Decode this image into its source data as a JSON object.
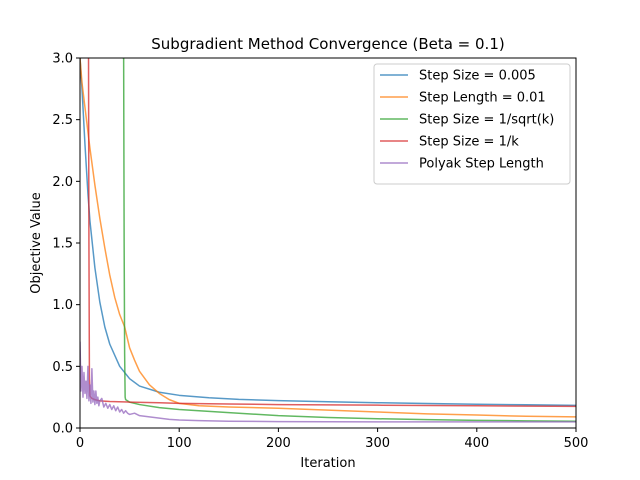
{
  "chart_data": {
    "type": "line",
    "title": "Subgradient Method Convergence (Beta = 0.1)",
    "xlabel": "Iteration",
    "ylabel": "Objective Value",
    "xlim": [
      0,
      500
    ],
    "ylim": [
      0,
      3.0
    ],
    "x_ticks": [
      "0",
      "100",
      "200",
      "300",
      "400",
      "500"
    ],
    "y_ticks": [
      "0.0",
      "0.5",
      "1.0",
      "1.5",
      "2.0",
      "2.5",
      "3.0"
    ],
    "grid": false,
    "legend_position": "top-right",
    "series": [
      {
        "name": "Step Size = 0.005",
        "color": "#1f77b4",
        "x": [
          0,
          2,
          5,
          8,
          10,
          15,
          20,
          25,
          30,
          40,
          50,
          60,
          80,
          100,
          130,
          160,
          200,
          250,
          300,
          350,
          400,
          450,
          500
        ],
        "y": [
          3.0,
          2.75,
          2.3,
          1.9,
          1.68,
          1.3,
          1.02,
          0.82,
          0.68,
          0.5,
          0.4,
          0.34,
          0.29,
          0.265,
          0.245,
          0.232,
          0.222,
          0.213,
          0.205,
          0.199,
          0.193,
          0.188,
          0.183
        ]
      },
      {
        "name": "Step Length = 0.01",
        "color": "#ff7f0e",
        "x": [
          0,
          2,
          5,
          10,
          15,
          20,
          25,
          30,
          35,
          40,
          45,
          50,
          55,
          60,
          70,
          80,
          90,
          100,
          120,
          150,
          200,
          250,
          300,
          350,
          400,
          450,
          500
        ],
        "y": [
          3.0,
          2.8,
          2.6,
          2.27,
          1.97,
          1.7,
          1.46,
          1.24,
          1.06,
          0.92,
          0.82,
          0.65,
          0.55,
          0.46,
          0.35,
          0.28,
          0.23,
          0.2,
          0.18,
          0.17,
          0.16,
          0.145,
          0.13,
          0.115,
          0.105,
          0.095,
          0.09
        ]
      },
      {
        "name": "Step Size = 1/sqrt(k)",
        "color": "#2ca02c",
        "x": [
          43,
          44,
          44.5,
          45,
          45.5,
          46,
          50,
          60,
          80,
          100,
          150,
          200,
          250,
          300,
          350,
          400,
          450,
          500
        ],
        "y": [
          3.0,
          3.0,
          1.5,
          0.6,
          0.25,
          0.23,
          0.21,
          0.19,
          0.165,
          0.15,
          0.125,
          0.1,
          0.085,
          0.075,
          0.068,
          0.062,
          0.058,
          0.055
        ]
      },
      {
        "name": "Step Size = 1/k",
        "color": "#d62728",
        "x": [
          8,
          8.6,
          9,
          9.5,
          10,
          12,
          15,
          20,
          30,
          50,
          80,
          100,
          150,
          200,
          300,
          400,
          500
        ],
        "y": [
          3.0,
          3.0,
          1.5,
          0.4,
          0.26,
          0.24,
          0.23,
          0.22,
          0.215,
          0.21,
          0.205,
          0.2,
          0.195,
          0.19,
          0.185,
          0.18,
          0.175
        ]
      },
      {
        "name": "Polyak Step Length",
        "color": "#9467bd",
        "x": [
          0,
          1,
          2,
          3,
          4,
          5,
          6,
          7,
          8,
          9,
          10,
          11,
          12,
          13,
          14,
          15,
          16,
          17,
          18,
          19,
          20,
          22,
          24,
          26,
          28,
          30,
          32,
          34,
          36,
          38,
          40,
          42,
          44,
          46,
          48,
          50,
          55,
          60,
          65,
          70,
          80,
          90,
          100,
          120,
          150,
          200,
          300,
          400,
          500
        ],
        "y": [
          0.7,
          0.3,
          0.5,
          0.25,
          0.45,
          0.28,
          0.38,
          0.24,
          0.5,
          0.22,
          0.35,
          0.2,
          0.48,
          0.21,
          0.3,
          0.19,
          0.3,
          0.2,
          0.25,
          0.18,
          0.22,
          0.24,
          0.17,
          0.2,
          0.16,
          0.19,
          0.15,
          0.18,
          0.14,
          0.17,
          0.13,
          0.15,
          0.12,
          0.14,
          0.12,
          0.11,
          0.12,
          0.1,
          0.095,
          0.09,
          0.08,
          0.07,
          0.065,
          0.06,
          0.055,
          0.052,
          0.05,
          0.05,
          0.05
        ]
      }
    ]
  }
}
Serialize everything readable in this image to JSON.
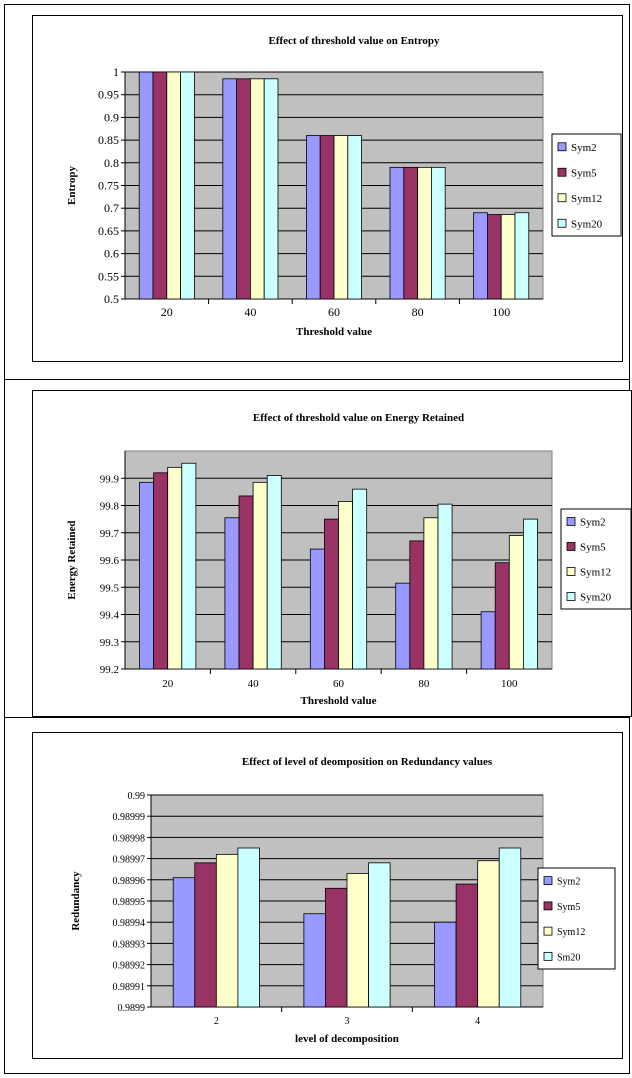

++++++++++++++++++++

Stated exercise |
Pictures are excluded; copy every other part of the records exactly.

Exercise result |
Decode this image into its source data as a JSON object.
{
  "chart_data": {
    "type": "line",
    "title": "Subgradient Method Convergence (Beta = 0.1)",
    "xlabel": "Iteration",
    "ylabel": "Objective Value",
    "xlim": [
      0,
      500
    ],
    "ylim": [
      0,
      3.0
    ],
    "x_ticks": [
      "0",
      "100",
      "200",
      "300",
      "400",
      "500"
    ],
    "y_ticks": [
      "0.0",
      "0.5",
      "1.0",
      "1.5",
      "2.0",
      "2.5",
      "3.0"
    ],
    "grid": false,
    "legend_position": "top-right",
    "series": [
      {
        "name": "Step Size = 0.005",
        "color": "#1f77b4",
        "x": [
          0,
          2,
          5,
          8,
          10,
          15,
          20,
          25,
          30,
          40,
          50,
          60,
          80,
          100,
          130,
          160,
          200,
          250,
          300,
          350,
          400,
          450,
          500
        ],
        "y": [
          3.0,
          2.75,
          2.3,
          1.9,
          1.68,
          1.3,
          1.02,
          0.82,
          0.68,
          0.5,
          0.4,
          0.34,
          0.29,
          0.265,
          0.245,
          0.232,
          0.222,
          0.213,
          0.205,
          0.199,
          0.193,
          0.188,
          0.183
        ]
      },
      {
        "name": "Step Length = 0.01",
        "color": "#ff7f0e",
        "x": [
          0,
          2,
          5,
          10,
          15,
          20,
          25,
          30,
          35,
          40,
          45,
          50,
          55,
          60,
          70,
          80,
          90,
          100,
          120,
          150,
          200,
          250,
          300,
          350,
          400,
          450,
          500
        ],
        "y": [
          3.0,
          2.8,
          2.6,
          2.27,
          1.97,
          1.7,
          1.46,
          1.24,
          1.06,
          0.92,
          0.82,
          0.65,
          0.55,
          0.46,
          0.35,
          0.28,
          0.23,
          0.2,
          0.18,
          0.17,
          0.16,
          0.145,
          0.13,
          0.115,
          0.105,
          0.095,
          0.09
        ]
      },
      {
        "name": "Step Size = 1/sqrt(k)",
        "color": "#2ca02c",
        "x": [
          43,
          44,
          44.5,
          45,
          45.5,
          46,
          50,
          60,
          80,
          100,
          150,
          200,
          250,
          300,
          350,
          400,
          450,
          500
        ],
        "y": [
          3.0,
          3.0,
          1.5,
          0.6,
          0.25,
          0.23,
          0.21,
          0.19,
          0.165,
          0.15,
          0.125,
          0.1,
          0.085,
          0.075,
          0.068,
          0.062,
          0.058,
          0.055
        ]
      },
      {
        "name": "Step Size = 1/k",
        "color": "#d62728",
        "x": [
          8,
          8.6,
          9,
          9.5,
          10,
          12,
          15,
          20,
          30,
          50,
          80,
          100,
          150,
          200,
          300,
          400,
          500
        ],
        "y": [
          3.0,
          3.0,
          1.5,
          0.4,
          0.26,
          0.24,
          0.23,
          0.22,
          0.215,
          0.21,
          0.205,
          0.2,
          0.195,
          0.19,
          0.185,
          0.18,
          0.175
        ]
      },
      {
        "name": "Polyak Step Length",
        "color": "#9467bd",
        "x": [
          0,
          1,
          2,
          3,
          4,
          5,
          6,
          7,
          8,
          9,
          10,
          11,
          12,
          13,
          14,
          15,
          16,
          17,
          18,
          19,
          20,
          22,
          24,
          26,
          28,
          30,
          32,
          34,
          36,
          38,
          40,
          42,
          44,
          46,
          48,
          50,
          55,
          60,
          65,
          70,
          80,
          90,
          100,
          120,
          150,
          200,
          300,
          400,
          500
        ],
        "y": [
          0.7,
          0.3,
          0.5,
          0.25,
          0.45,
          0.28,
          0.38,
          0.24,
          0.5,
          0.22,
          0.35,
          0.2,
          0.48,
          0.21,
          0.3,
          0.19,
          0.3,
          0.2,
          0.25,
          0.18,
          0.22,
          0.24,
          0.17,
          0.2,
          0.16,
          0.19,
          0.15,
          0.18,
          0.14,
          0.17,
          0.13,
          0.15,
          0.12,
          0.14,
          0.12,
          0.11,
          0.12,
          0.1,
          0.095,
          0.09,
          0.08,
          0.07,
          0.065,
          0.06,
          0.055,
          0.052,
          0.05,
          0.05,
          0.05
        ]
      }
    ]
  }
}
Serialize everything readable in this image to JSON.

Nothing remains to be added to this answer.